··· Records provided ···

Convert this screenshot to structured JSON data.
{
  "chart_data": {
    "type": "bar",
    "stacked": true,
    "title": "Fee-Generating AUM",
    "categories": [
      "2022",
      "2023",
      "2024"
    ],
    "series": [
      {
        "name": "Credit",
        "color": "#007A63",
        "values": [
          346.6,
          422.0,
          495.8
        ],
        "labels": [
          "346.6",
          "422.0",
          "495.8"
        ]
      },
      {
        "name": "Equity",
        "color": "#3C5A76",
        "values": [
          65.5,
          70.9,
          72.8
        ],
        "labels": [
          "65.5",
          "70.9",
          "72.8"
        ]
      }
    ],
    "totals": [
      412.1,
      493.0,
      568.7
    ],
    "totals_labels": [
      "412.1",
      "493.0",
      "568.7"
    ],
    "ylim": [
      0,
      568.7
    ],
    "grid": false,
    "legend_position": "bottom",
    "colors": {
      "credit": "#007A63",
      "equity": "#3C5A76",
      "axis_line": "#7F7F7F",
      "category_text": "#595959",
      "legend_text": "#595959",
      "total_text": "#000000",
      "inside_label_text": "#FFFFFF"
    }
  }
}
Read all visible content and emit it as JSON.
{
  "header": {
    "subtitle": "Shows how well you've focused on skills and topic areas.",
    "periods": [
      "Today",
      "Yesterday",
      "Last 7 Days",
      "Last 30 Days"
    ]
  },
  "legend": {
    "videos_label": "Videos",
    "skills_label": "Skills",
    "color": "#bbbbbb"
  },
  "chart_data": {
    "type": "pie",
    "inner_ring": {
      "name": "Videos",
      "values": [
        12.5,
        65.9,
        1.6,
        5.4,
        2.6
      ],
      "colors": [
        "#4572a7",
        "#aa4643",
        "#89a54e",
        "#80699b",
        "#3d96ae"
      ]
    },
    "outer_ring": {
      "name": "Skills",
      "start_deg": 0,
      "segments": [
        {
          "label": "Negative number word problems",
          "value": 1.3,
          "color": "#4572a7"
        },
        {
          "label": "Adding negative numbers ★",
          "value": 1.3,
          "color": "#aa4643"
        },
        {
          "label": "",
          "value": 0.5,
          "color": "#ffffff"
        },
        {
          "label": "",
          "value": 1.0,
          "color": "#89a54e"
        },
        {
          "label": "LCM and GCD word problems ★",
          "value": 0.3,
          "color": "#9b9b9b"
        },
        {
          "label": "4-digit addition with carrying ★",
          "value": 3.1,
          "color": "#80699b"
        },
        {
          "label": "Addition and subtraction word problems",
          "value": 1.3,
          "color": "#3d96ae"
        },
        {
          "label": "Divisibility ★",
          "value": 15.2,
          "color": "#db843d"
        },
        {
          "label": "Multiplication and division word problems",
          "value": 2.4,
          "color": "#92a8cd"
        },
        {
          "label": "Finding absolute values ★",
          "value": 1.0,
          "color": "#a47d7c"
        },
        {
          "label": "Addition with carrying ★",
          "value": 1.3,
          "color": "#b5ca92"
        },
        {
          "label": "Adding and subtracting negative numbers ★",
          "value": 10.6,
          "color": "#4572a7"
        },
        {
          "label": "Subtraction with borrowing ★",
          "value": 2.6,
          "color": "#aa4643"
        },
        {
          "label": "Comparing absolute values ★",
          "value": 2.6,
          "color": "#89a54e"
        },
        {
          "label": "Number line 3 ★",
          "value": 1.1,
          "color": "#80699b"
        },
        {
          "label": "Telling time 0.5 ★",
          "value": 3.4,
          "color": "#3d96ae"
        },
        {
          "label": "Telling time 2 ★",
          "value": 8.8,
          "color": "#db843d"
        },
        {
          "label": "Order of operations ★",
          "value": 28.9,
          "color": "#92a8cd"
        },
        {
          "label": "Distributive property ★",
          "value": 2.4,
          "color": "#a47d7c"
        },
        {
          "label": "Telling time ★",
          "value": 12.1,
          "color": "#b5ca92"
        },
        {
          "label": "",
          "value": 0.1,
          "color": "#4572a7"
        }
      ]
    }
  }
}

···

(What to produce): From the listing above, extract every line exactly as it stands.

(Task answer):
Convert this screenshot to structured JSON data.
{
  "chart_data": {
    "type": "bar",
    "stacked": true,
    "title": "Fee-Generating AUM",
    "categories": [
      "2022",
      "2023",
      "2024"
    ],
    "series": [
      {
        "name": "Credit",
        "color": "#007A63",
        "values": [
          346.6,
          422.0,
          495.8
        ],
        "labels": [
          "346.6",
          "422.0",
          "495.8"
        ]
      },
      {
        "name": "Equity",
        "color": "#3C5A76",
        "values": [
          65.5,
          70.9,
          72.8
        ],
        "labels": [
          "65.5",
          "70.9",
          "72.8"
        ]
      }
    ],
    "totals": [
      412.1,
      493.0,
      568.7
    ],
    "totals_labels": [
      "412.1",
      "493.0",
      "568.7"
    ],
    "ylim": [
      0,
      568.7
    ],
    "grid": false,
    "legend_position": "bottom",
    "colors": {
      "credit": "#007A63",
      "equity": "#3C5A76",
      "axis_line": "#7F7F7F",
      "category_text": "#595959",
      "legend_text": "#595959",
      "total_text": "#000000",
      "inside_label_text": "#FFFFFF"
    }
  }
}
Read all visible content and emit it as JSON.
{
  "header": {
    "subtitle": "Shows how well you've focused on skills and topic areas.",
    "periods": [
      "Today",
      "Yesterday",
      "Last 7 Days",
      "Last 30 Days"
    ]
  },
  "legend": {
    "videos_label": "Videos",
    "skills_label": "Skills",
    "color": "#bbbbbb"
  },
  "chart_data": {
    "type": "pie",
    "inner_ring": {
      "name": "Videos",
      "values": [
        12.5,
        65.9,
        1.6,
        5.4,
        2.6
      ],
      "colors": [
        "#4572a7",
        "#aa4643",
        "#89a54e",
        "#80699b",
        "#3d96ae"
      ]
    },
    "outer_ring": {
      "name": "Skills",
      "start_deg": 0,
      "segments": [
        {
          "label": "Negative number word problems",
          "value": 1.3,
          "color": "#4572a7"
        },
        {
          "label": "Adding negative numbers ★",
          "value": 1.3,
          "color": "#aa4643"
        },
        {
          "label": "",
          "value": 0.5,
          "color": "#ffffff"
        },
        {
          "label": "",
          "value": 1.0,
          "color": "#89a54e"
        },
        {
          "label": "LCM and GCD word problems ★",
          "value": 0.3,
          "color": "#9b9b9b"
        },
        {
          "label": "4-digit addition with carrying ★",
          "value": 3.1,
          "color": "#80699b"
        },
        {
          "label": "Addition and subtraction word problems",
          "value": 1.3,
          "color": "#3d96ae"
        },
        {
          "label": "Divisibility ★",
          "value": 15.2,
          "color": "#db843d"
        },
        {
          "label": "Multiplication and division word problems",
          "value": 2.4,
          "color": "#92a8cd"
        },
        {
          "label": "Finding absolute values ★",
          "value": 1.0,
          "color": "#a47d7c"
        },
        {
          "label": "Addition with carrying ★",
          "value": 1.3,
          "color": "#b5ca92"
        },
        {
          "label": "Adding and subtracting negative numbers ★",
          "value": 10.6,
          "color": "#4572a7"
        },
        {
          "label": "Subtraction with borrowing ★",
          "value": 2.6,
          "color": "#aa4643"
        },
        {
          "label": "Comparing absolute values ★",
          "value": 2.6,
          "color": "#89a54e"
        },
        {
          "label": "Number line 3 ★",
          "value": 1.1,
          "color": "#80699b"
        },
        {
          "label": "Telling time 0.5 ★",
          "value": 3.4,
          "color": "#3d96ae"
        },
        {
          "label": "Telling time 2 ★",
          "value": 8.8,
          "color": "#db843d"
        },
        {
          "label": "Order of operations ★",
          "value": 28.9,
          "color": "#92a8cd"
        },
        {
          "label": "Distributive property ★",
          "value": 2.4,
          "color": "#a47d7c"
        },
        {
          "label": "Telling time ★",
          "value": 12.1,
          "color": "#b5ca92"
        },
        {
          "label": "",
          "value": 0.1,
          "color": "#4572a7"
        }
      ]
    }
  }
}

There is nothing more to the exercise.